» **WHAT YOU WILL DO**: Can all of these lines be returned exactly?

☆ ☆ ☆ ☆ ☆

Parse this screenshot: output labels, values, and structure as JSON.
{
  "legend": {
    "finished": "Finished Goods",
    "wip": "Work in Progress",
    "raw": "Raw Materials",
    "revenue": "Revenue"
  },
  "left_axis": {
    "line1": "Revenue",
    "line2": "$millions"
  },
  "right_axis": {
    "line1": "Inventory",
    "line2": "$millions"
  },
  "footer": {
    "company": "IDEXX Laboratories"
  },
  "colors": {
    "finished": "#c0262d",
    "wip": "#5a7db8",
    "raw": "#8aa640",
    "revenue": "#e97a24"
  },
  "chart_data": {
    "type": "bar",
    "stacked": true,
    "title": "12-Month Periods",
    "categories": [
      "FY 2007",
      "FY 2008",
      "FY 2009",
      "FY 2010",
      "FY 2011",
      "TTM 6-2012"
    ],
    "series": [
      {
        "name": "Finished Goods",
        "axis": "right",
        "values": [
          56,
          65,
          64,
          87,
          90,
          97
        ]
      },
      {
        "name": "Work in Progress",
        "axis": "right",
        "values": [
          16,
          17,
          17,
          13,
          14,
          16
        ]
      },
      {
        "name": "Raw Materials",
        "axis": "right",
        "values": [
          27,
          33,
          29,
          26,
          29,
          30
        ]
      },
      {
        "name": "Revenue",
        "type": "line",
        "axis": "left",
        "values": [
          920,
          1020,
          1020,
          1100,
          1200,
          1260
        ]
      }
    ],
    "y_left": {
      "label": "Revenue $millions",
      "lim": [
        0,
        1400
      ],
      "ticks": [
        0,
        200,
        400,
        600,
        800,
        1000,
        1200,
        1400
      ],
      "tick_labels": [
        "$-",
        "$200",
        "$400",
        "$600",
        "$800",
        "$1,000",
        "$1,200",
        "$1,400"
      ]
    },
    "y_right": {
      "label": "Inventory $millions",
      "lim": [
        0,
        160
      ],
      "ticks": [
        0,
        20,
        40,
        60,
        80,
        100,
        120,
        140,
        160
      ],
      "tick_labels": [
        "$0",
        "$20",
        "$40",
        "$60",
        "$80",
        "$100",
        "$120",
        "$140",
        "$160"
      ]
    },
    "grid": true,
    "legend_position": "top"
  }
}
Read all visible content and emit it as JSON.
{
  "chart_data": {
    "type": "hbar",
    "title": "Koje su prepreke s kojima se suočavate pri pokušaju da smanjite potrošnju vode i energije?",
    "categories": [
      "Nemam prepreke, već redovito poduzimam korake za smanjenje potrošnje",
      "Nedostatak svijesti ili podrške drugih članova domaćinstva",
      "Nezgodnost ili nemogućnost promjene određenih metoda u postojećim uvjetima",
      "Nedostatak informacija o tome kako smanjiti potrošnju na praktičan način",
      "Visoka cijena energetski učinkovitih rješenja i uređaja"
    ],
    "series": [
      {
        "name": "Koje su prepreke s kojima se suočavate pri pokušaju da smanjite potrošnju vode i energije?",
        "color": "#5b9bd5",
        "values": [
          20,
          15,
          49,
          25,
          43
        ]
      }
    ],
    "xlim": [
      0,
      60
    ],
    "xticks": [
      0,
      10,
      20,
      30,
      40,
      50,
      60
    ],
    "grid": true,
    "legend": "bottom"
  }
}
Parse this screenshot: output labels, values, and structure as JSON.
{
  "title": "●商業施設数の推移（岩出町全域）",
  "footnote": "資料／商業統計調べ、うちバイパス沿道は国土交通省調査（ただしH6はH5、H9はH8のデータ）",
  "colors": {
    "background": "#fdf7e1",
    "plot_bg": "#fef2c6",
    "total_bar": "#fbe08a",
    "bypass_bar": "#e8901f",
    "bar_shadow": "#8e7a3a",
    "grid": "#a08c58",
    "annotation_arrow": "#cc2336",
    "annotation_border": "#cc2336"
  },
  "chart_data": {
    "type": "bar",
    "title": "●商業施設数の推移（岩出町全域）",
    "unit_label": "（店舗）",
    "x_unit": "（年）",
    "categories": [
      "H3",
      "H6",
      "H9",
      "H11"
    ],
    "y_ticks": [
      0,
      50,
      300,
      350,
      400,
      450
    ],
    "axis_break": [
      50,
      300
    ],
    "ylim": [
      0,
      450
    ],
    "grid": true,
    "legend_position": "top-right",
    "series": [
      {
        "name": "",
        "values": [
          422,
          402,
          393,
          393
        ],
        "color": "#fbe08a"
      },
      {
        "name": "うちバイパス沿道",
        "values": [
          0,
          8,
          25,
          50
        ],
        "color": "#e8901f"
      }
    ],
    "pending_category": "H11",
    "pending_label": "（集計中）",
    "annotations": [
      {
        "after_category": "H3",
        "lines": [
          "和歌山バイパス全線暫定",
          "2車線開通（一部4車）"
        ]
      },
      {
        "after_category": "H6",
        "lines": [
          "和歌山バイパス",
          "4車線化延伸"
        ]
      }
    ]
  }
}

☆ ☆ ☆ ☆ ☆

» **COMPLETED EXERCISE**:
Parse this screenshot: output labels, values, and structure as JSON.
{
  "legend": {
    "finished": "Finished Goods",
    "wip": "Work in Progress",
    "raw": "Raw Materials",
    "revenue": "Revenue"
  },
  "left_axis": {
    "line1": "Revenue",
    "line2": "$millions"
  },
  "right_axis": {
    "line1": "Inventory",
    "line2": "$millions"
  },
  "footer": {
    "company": "IDEXX Laboratories"
  },
  "colors": {
    "finished": "#c0262d",
    "wip": "#5a7db8",
    "raw": "#8aa640",
    "revenue": "#e97a24"
  },
  "chart_data": {
    "type": "bar",
    "stacked": true,
    "title": "12-Month Periods",
    "categories": [
      "FY 2007",
      "FY 2008",
      "FY 2009",
      "FY 2010",
      "FY 2011",
      "TTM 6-2012"
    ],
    "series": [
      {
        "name": "Finished Goods",
        "axis": "right",
        "values": [
          56,
          65,
          64,
          87,
          90,
          97
        ]
      },
      {
        "name": "Work in Progress",
        "axis": "right",
        "values": [
          16,
          17,
          17,
          13,
          14,
          16
        ]
      },
      {
        "name": "Raw Materials",
        "axis": "right",
        "values": [
          27,
          33,
          29,
          26,
          29,
          30
        ]
      },
      {
        "name": "Revenue",
        "type": "line",
        "axis": "left",
        "values": [
          920,
          1020,
          1020,
          1100,
          1200,
          1260
        ]
      }
    ],
    "y_left": {
      "label": "Revenue $millions",
      "lim": [
        0,
        1400
      ],
      "ticks": [
        0,
        200,
        400,
        600,
        800,
        1000,
        1200,
        1400
      ],
      "tick_labels": [
        "$-",
        "$200",
        "$400",
        "$600",
        "$800",
        "$1,000",
        "$1,200",
        "$1,400"
      ]
    },
    "y_right": {
      "label": "Inventory $millions",
      "lim": [
        0,
        160
      ],
      "ticks": [
        0,
        20,
        40,
        60,
        80,
        100,
        120,
        140,
        160
      ],
      "tick_labels": [
        "$0",
        "$20",
        "$40",
        "$60",
        "$80",
        "$100",
        "$120",
        "$140",
        "$160"
      ]
    },
    "grid": true,
    "legend_position": "top"
  }
}
Read all visible content and emit it as JSON.
{
  "chart_data": {
    "type": "hbar",
    "title": "Koje su prepreke s kojima se suočavate pri pokušaju da smanjite potrošnju vode i energije?",
    "categories": [
      "Nemam prepreke, već redovito poduzimam korake za smanjenje potrošnje",
      "Nedostatak svijesti ili podrške drugih članova domaćinstva",
      "Nezgodnost ili nemogućnost promjene određenih metoda u postojećim uvjetima",
      "Nedostatak informacija o tome kako smanjiti potrošnju na praktičan način",
      "Visoka cijena energetski učinkovitih rješenja i uređaja"
    ],
    "series": [
      {
        "name": "Koje su prepreke s kojima se suočavate pri pokušaju da smanjite potrošnju vode i energije?",
        "color": "#5b9bd5",
        "values": [
          20,
          15,
          49,
          25,
          43
        ]
      }
    ],
    "xlim": [
      0,
      60
    ],
    "xticks": [
      0,
      10,
      20,
      30,
      40,
      50,
      60
    ],
    "grid": true,
    "legend": "bottom"
  }
}
Parse this screenshot: output labels, values, and structure as JSON.
{
  "title": "●商業施設数の推移（岩出町全域）",
  "footnote": "資料／商業統計調べ、うちバイパス沿道は国土交通省調査（ただしH6はH5、H9はH8のデータ）",
  "colors": {
    "background": "#fdf7e1",
    "plot_bg": "#fef2c6",
    "total_bar": "#fbe08a",
    "bypass_bar": "#e8901f",
    "bar_shadow": "#8e7a3a",
    "grid": "#a08c58",
    "annotation_arrow": "#cc2336",
    "annotation_border": "#cc2336"
  },
  "chart_data": {
    "type": "bar",
    "title": "●商業施設数の推移（岩出町全域）",
    "unit_label": "（店舗）",
    "x_unit": "（年）",
    "categories": [
      "H3",
      "H6",
      "H9",
      "H11"
    ],
    "y_ticks": [
      0,
      50,
      300,
      350,
      400,
      450
    ],
    "axis_break": [
      50,
      300
    ],
    "ylim": [
      0,
      450
    ],
    "grid": true,
    "legend_position": "top-right",
    "series": [
      {
        "name": "",
        "values": [
          422,
          402,
          393,
          393
        ],
        "color": "#fbe08a"
      },
      {
        "name": "うちバイパス沿道",
        "values": [
          0,
          8,
          25,
          50
        ],
        "color": "#e8901f"
      }
    ],
    "pending_category": "H11",
    "pending_label": "（集計中）",
    "annotations": [
      {
        "after_category": "H3",
        "lines": [
          "和歌山バイパス全線暫定",
          "2車線開通（一部4車）"
        ]
      },
      {
        "after_category": "H6",
        "lines": [
          "和歌山バイパス",
          "4車線化延伸"
        ]
      }
    ]
  }
}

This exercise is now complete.